> _SUPPLIED MATERIAL_

------------------------------------

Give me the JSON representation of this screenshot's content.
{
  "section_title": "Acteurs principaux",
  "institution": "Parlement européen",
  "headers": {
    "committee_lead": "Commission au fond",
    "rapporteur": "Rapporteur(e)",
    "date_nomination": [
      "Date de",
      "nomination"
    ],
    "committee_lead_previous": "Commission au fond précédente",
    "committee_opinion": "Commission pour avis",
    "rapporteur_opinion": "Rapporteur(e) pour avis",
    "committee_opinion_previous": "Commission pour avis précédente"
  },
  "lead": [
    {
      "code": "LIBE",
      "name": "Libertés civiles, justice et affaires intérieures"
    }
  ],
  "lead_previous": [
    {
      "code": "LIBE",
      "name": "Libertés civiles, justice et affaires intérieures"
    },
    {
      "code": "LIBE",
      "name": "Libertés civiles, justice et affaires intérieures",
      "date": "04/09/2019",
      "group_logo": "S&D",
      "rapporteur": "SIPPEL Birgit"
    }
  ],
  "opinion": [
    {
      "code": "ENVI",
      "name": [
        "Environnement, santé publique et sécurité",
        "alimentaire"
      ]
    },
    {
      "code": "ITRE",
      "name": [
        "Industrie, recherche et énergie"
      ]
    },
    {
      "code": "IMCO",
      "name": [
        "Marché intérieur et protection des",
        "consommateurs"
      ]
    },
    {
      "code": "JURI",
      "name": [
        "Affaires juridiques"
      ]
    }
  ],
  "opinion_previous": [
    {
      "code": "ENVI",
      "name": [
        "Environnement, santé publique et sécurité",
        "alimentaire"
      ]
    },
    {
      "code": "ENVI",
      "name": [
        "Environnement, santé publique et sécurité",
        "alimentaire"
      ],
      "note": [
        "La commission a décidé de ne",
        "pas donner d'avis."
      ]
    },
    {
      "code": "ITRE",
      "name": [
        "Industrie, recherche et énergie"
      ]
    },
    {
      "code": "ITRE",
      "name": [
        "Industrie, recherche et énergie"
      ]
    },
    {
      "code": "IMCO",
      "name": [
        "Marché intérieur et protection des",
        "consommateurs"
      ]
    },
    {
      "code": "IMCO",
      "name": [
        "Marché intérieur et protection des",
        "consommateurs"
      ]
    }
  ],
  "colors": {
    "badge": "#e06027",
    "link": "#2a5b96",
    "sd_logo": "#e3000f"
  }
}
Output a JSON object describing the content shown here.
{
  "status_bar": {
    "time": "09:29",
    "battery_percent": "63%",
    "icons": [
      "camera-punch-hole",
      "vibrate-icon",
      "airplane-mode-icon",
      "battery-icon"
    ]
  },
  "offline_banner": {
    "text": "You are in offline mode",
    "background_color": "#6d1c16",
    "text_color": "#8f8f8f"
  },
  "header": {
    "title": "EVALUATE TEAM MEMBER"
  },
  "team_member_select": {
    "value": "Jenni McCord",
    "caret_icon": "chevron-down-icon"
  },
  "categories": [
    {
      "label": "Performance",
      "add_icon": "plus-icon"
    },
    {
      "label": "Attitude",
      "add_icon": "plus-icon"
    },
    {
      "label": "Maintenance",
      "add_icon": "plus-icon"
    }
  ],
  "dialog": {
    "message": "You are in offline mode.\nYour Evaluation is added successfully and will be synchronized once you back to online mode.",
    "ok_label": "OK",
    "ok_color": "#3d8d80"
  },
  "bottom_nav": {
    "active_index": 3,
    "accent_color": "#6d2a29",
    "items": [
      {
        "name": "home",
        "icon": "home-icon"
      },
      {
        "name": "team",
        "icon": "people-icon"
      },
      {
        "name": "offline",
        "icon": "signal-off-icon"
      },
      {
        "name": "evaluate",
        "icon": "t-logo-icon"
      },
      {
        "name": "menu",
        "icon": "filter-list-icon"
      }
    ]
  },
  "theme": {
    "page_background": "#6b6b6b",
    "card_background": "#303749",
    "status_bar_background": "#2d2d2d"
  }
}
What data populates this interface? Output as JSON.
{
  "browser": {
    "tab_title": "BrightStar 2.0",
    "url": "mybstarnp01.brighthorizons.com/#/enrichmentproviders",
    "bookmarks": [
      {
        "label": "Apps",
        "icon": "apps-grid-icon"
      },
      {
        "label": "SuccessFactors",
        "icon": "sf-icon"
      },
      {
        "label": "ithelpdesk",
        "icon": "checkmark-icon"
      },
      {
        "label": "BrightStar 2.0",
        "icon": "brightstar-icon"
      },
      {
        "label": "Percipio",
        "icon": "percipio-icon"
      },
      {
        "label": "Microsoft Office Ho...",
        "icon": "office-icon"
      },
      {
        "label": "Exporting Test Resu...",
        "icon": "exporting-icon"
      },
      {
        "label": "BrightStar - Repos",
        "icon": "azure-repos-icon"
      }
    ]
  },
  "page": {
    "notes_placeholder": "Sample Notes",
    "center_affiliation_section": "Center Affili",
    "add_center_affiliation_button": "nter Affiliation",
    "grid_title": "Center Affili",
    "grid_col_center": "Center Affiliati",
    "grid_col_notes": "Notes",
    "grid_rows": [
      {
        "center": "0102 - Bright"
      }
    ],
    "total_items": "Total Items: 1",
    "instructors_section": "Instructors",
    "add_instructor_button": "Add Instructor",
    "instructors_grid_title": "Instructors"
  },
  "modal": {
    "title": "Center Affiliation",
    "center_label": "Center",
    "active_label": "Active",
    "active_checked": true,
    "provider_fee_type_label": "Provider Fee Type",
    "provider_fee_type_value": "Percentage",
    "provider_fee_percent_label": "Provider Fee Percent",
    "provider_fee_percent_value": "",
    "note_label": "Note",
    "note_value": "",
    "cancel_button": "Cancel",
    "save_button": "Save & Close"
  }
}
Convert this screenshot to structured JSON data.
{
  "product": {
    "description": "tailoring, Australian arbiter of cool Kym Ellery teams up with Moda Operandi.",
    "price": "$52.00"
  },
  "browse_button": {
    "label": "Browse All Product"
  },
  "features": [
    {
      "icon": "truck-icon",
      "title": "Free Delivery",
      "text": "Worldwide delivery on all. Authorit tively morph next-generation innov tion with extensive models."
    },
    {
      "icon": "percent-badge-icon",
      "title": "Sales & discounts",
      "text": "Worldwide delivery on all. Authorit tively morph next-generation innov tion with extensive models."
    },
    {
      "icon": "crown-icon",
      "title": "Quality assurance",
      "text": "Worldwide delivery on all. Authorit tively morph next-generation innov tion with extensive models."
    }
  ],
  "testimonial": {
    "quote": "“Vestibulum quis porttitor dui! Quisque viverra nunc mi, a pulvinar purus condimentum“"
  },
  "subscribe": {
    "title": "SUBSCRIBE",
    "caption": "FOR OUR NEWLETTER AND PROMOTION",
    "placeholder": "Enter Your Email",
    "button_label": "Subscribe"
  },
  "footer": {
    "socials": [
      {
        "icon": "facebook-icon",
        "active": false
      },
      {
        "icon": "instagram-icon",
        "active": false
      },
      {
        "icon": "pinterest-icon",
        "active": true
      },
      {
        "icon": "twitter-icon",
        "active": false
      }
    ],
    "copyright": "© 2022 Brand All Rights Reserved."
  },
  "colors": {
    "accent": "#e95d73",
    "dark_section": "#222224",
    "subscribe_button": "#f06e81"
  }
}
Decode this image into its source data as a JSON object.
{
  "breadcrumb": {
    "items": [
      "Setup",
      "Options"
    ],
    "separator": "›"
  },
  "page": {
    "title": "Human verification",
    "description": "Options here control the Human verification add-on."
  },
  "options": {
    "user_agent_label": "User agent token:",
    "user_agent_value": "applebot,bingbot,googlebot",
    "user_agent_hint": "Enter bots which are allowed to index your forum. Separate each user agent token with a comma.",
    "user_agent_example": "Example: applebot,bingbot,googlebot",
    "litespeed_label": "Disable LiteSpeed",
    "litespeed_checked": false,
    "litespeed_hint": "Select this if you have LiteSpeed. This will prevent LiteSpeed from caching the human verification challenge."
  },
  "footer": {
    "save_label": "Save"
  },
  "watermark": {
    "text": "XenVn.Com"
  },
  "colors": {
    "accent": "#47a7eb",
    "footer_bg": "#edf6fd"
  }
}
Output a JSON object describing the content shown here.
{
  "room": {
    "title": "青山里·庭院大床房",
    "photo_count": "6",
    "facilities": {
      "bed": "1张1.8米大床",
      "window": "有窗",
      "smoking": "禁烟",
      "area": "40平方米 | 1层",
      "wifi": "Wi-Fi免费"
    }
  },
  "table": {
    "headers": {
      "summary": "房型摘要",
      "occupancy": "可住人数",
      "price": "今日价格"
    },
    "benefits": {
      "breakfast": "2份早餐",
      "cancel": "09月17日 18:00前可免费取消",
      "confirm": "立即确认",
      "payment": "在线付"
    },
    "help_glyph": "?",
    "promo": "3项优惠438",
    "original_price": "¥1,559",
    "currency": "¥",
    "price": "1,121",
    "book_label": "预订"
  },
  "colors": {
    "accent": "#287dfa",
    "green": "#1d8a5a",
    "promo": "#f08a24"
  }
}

------------------------------------

> _REQUIREMENT_
Work through the records above line by line and count those that hold the string "bingbot". Give only the result.

> _SOLUTION_
2